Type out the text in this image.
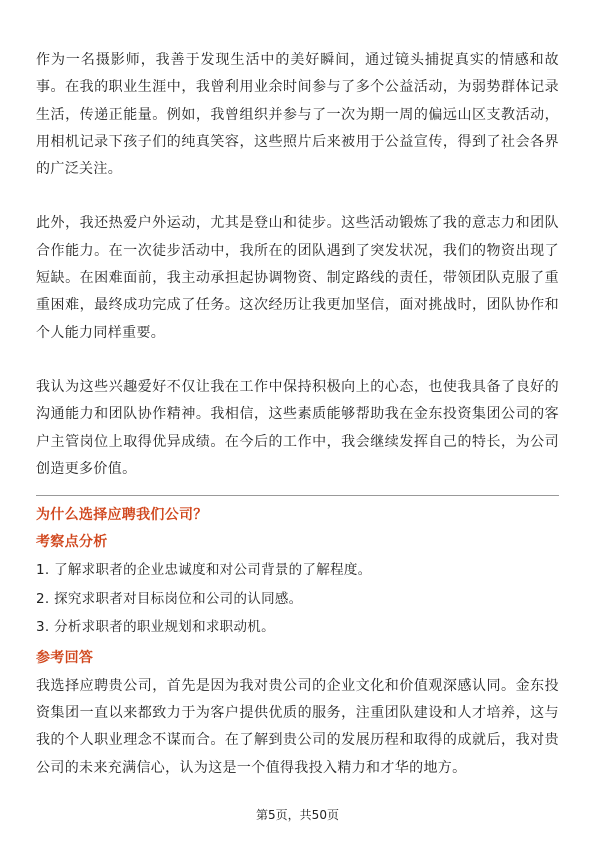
作为一名摄影师，我善于发现生活中的美好瞬间，通过镜头捕捉真实的情感和故事。在我的职业生涯中，我曾利用业余时间参与了多个公益活动，为弱势群体记录生活，传递正能量。例如，我曾组织并参与了一次为期一周的偏远山区支教活动，用相机记录下孩子们的纯真笑容，这些照片后来被用于公益宣传，得到了社会各界的广泛关注。

此外，我还热爱户外运动，尤其是登山和徒步。这些活动锻炼了我的意志力和团队合作能力。在一次徒步活动中，我所在的团队遇到了突发状况，我们的物资出现了短缺。在困难面前，我主动承担起协调物资、制定路线的责任，带领团队克服了重重困难，最终成功完成了任务。这次经历让我更加坚信，面对挑战时，团队协作和个人能力同样重要。

我认为这些兴趣爱好不仅让我在工作中保持积极向上的心态，也使我具备了良好的沟通能力和团队协作精神。我相信，这些素质能够帮助我在金东投资集团公司的客户主管岗位上取得优异成绩。在今后的工作中，我会继续发挥自己的特长，为公司创造更多价值。

为什么选择应聘我们公司？
考察点分析

1. 了解求职者的企业忠诚度和对公司背景的了解程度。

2. 探究求职者对目标岗位和公司的认同感。

3. 分析求职者的职业规划和求职动机。

参考回答

我选择应聘贵公司，首先是因为我对贵公司的企业文化和价值观深感认同。金东投资集团一直以来都致力于为客户提供优质的服务，注重团队建设和人才培养，这与我的个人职业理念不谋而合。在了解到贵公司的发展历程和取得的成就后，我对贵公司的未来充满信心，认为这是一个值得我投入精力和才华的地方。

第5页，共50页
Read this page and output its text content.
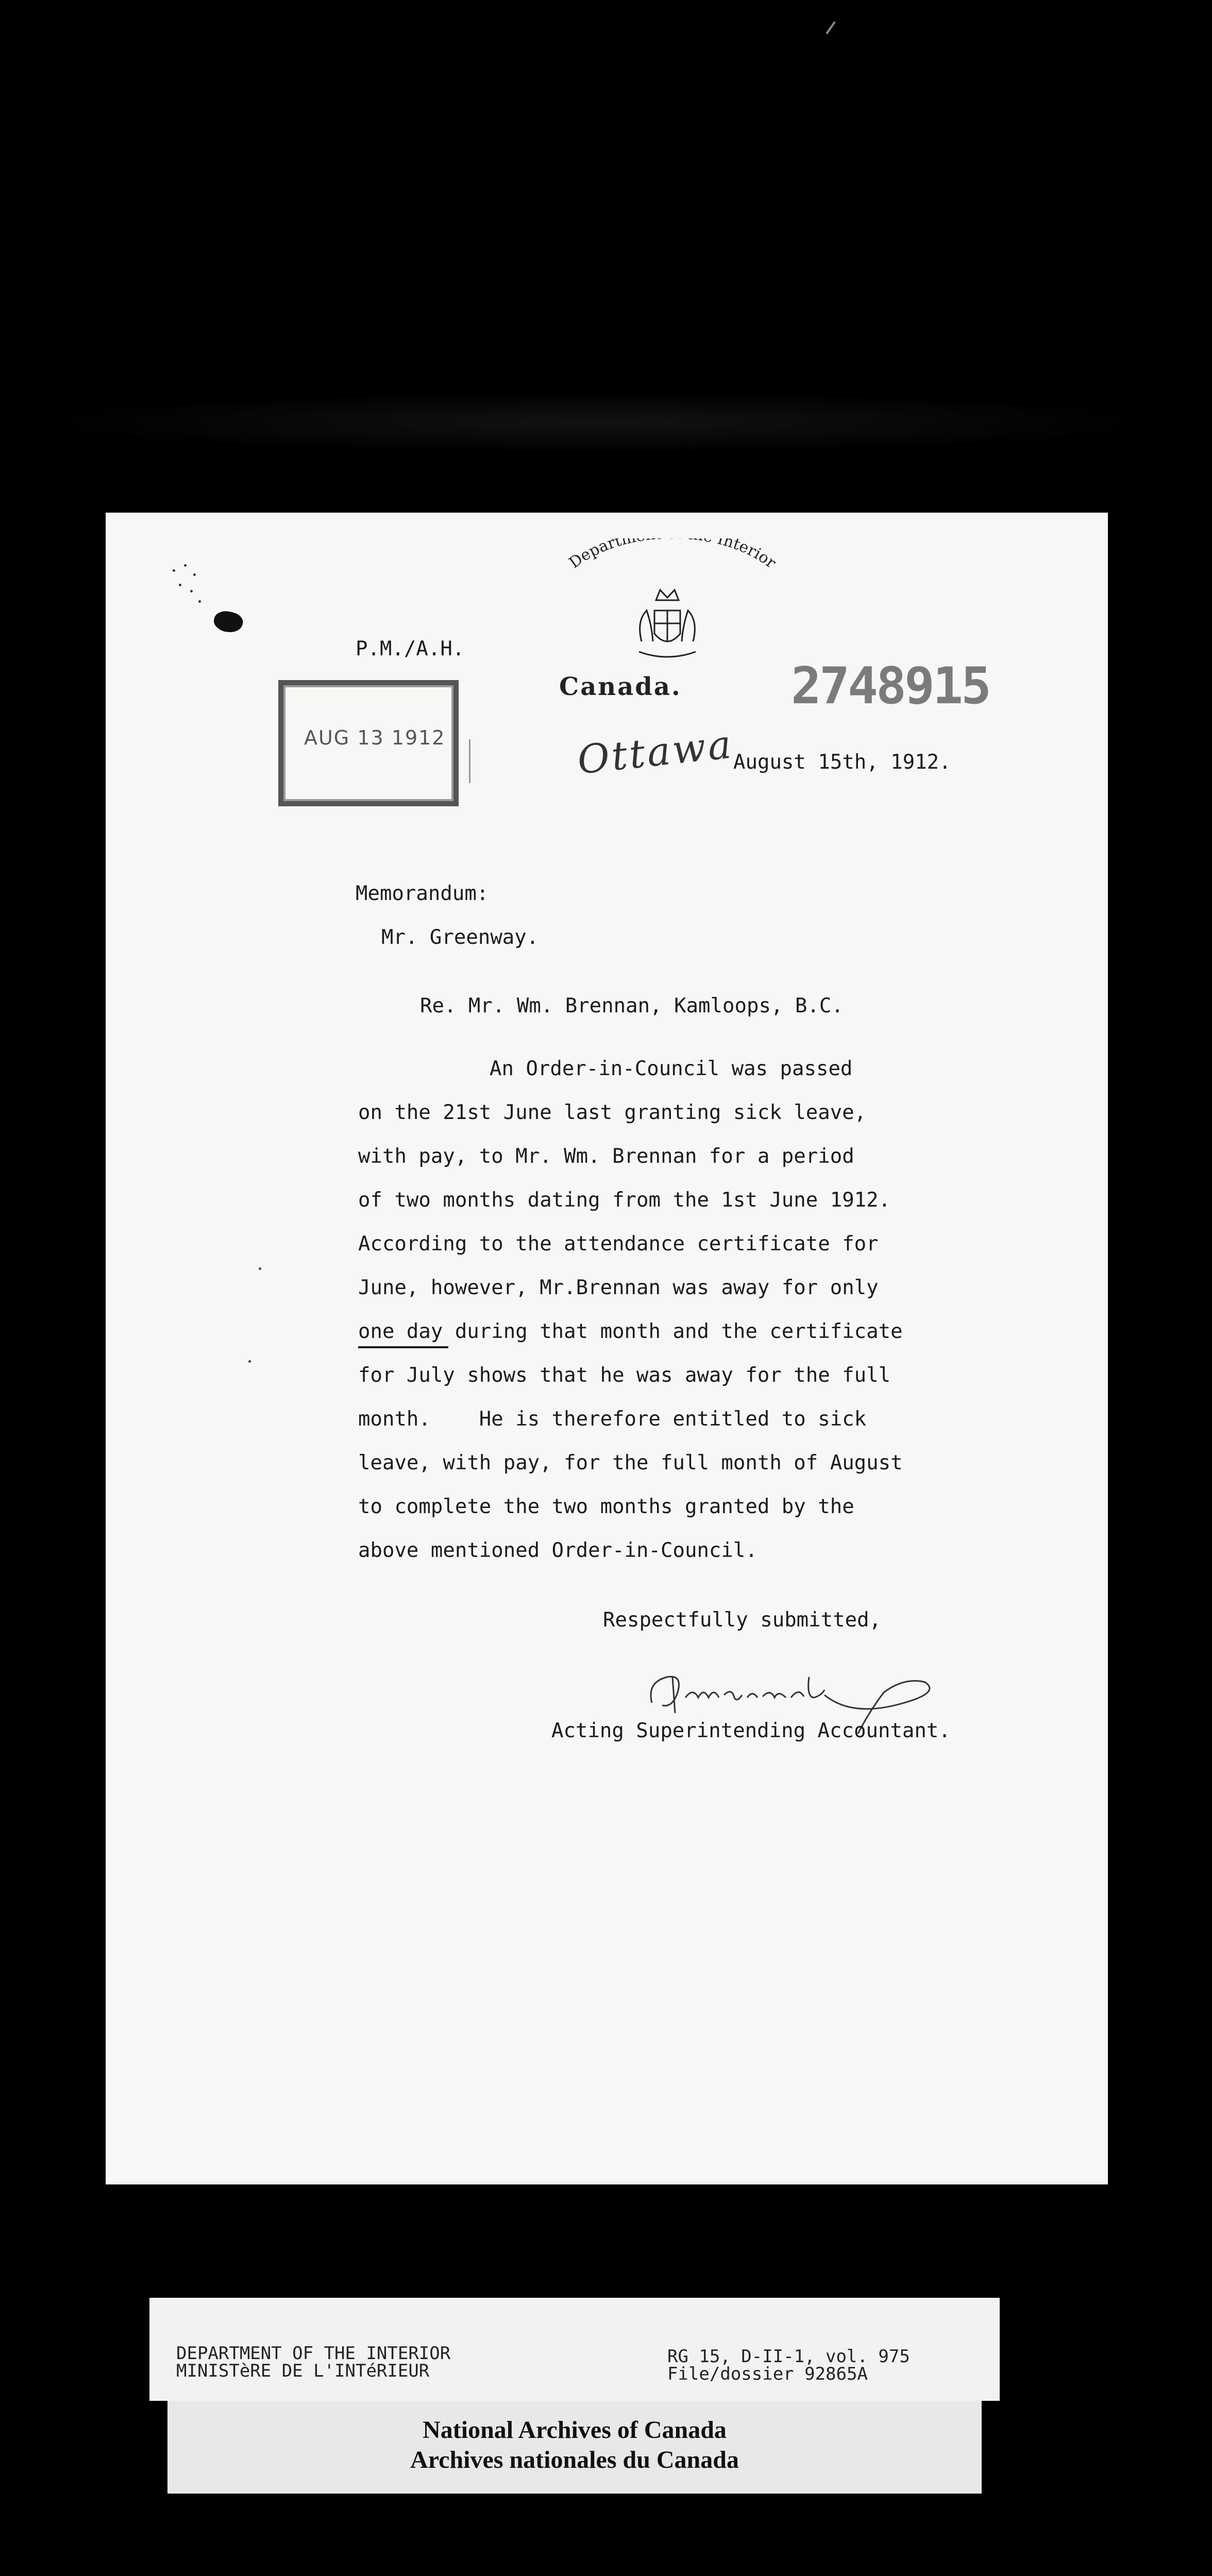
Departm Interior
Canada.
P.M./A.H.
AUG 13 1912
2748915
Ottawa
August 15th, 1912.
Memorandum:
Mr. Greenway.
Re. Mr. Wm. Brennan, Kamloops, B.C.
An Order-in-Council was passed
on the 21st June last granting sick leave,
with pay, to Mr. Wm. Brennan for a period
of two months dating from the 1st June 1912.
According to the attendance certificate for
June, however, Mr.Brennan was away for only
one day during that month and the certificate
for July shows that he was away for the full
month.    He is therefore entitled to sick
leave, with pay, for the full month of August
to complete the two months granted by the
above mentioned Order-in-Council.
Respectfully submitted,
Acting Superintending Accountant.
DEPARTMENT OF THE INTERIOR
MINISTèRE DE L'INTéRIEUR
RG 15, D-II-1, vol. 975
File/dossier 92865A
National Archives of Canada
Archives nationales du Canada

○ ○ ○

Output every entry exactly as given; pictures are not part of the copy.

§ The solution:
Type out the text in this image.
作为一名摄影师，我善于发现生活中的美好瞬间，通过镜头捕捉真实的情感和故事。在我的职业生涯中，我曾利用业余时间参与了多个公益活动，为弱势群体记录生活，传递正能量。例如，我曾组织并参与了一次为期一周的偏远山区支教活动，用相机记录下孩子们的纯真笑容，这些照片后来被用于公益宣传，得到了社会各界的广泛关注。

此外，我还热爱户外运动，尤其是登山和徒步。这些活动锻炼了我的意志力和团队合作能力。在一次徒步活动中，我所在的团队遇到了突发状况，我们的物资出现了短缺。在困难面前，我主动承担起协调物资、制定路线的责任，带领团队克服了重重困难，最终成功完成了任务。这次经历让我更加坚信，面对挑战时，团队协作和个人能力同样重要。

我认为这些兴趣爱好不仅让我在工作中保持积极向上的心态，也使我具备了良好的沟通能力和团队协作精神。我相信，这些素质能够帮助我在金东投资集团公司的客户主管岗位上取得优异成绩。在今后的工作中，我会继续发挥自己的特长，为公司创造更多价值。

为什么选择应聘我们公司？
考察点分析

1. 了解求职者的企业忠诚度和对公司背景的了解程度。

2. 探究求职者对目标岗位和公司的认同感。

3. 分析求职者的职业规划和求职动机。

参考回答

我选择应聘贵公司，首先是因为我对贵公司的企业文化和价值观深感认同。金东投资集团一直以来都致力于为客户提供优质的服务，注重团队建设和人才培养，这与我的个人职业理念不谋而合。在了解到贵公司的发展历程和取得的成就后，我对贵公司的未来充满信心，认为这是一个值得我投入精力和才华的地方。

第5页，共50页
Read this page and output its text content.
Departm Interior
Canada.
P.M./A.H.
AUG 13 1912
2748915
Ottawa
August 15th, 1912.
Memorandum:
Mr. Greenway.
Re. Mr. Wm. Brennan, Kamloops, B.C.
An Order-in-Council was passed
on the 21st June last granting sick leave,
with pay, to Mr. Wm. Brennan for a period
of two months dating from the 1st June 1912.
According to the attendance certificate for
June, however, Mr.Brennan was away for only
one day during that month and the certificate
for July shows that he was away for the full
month.    He is therefore entitled to sick
leave, with pay, for the full month of August
to complete the two months granted by the
above mentioned Order-in-Council.
Respectfully submitted,
Acting Superintending Accountant.
DEPARTMENT OF THE INTERIOR
MINISTèRE DE L'INTéRIEUR
RG 15, D-II-1, vol. 975
File/dossier 92865A
National Archives of Canada
Archives nationales du Canada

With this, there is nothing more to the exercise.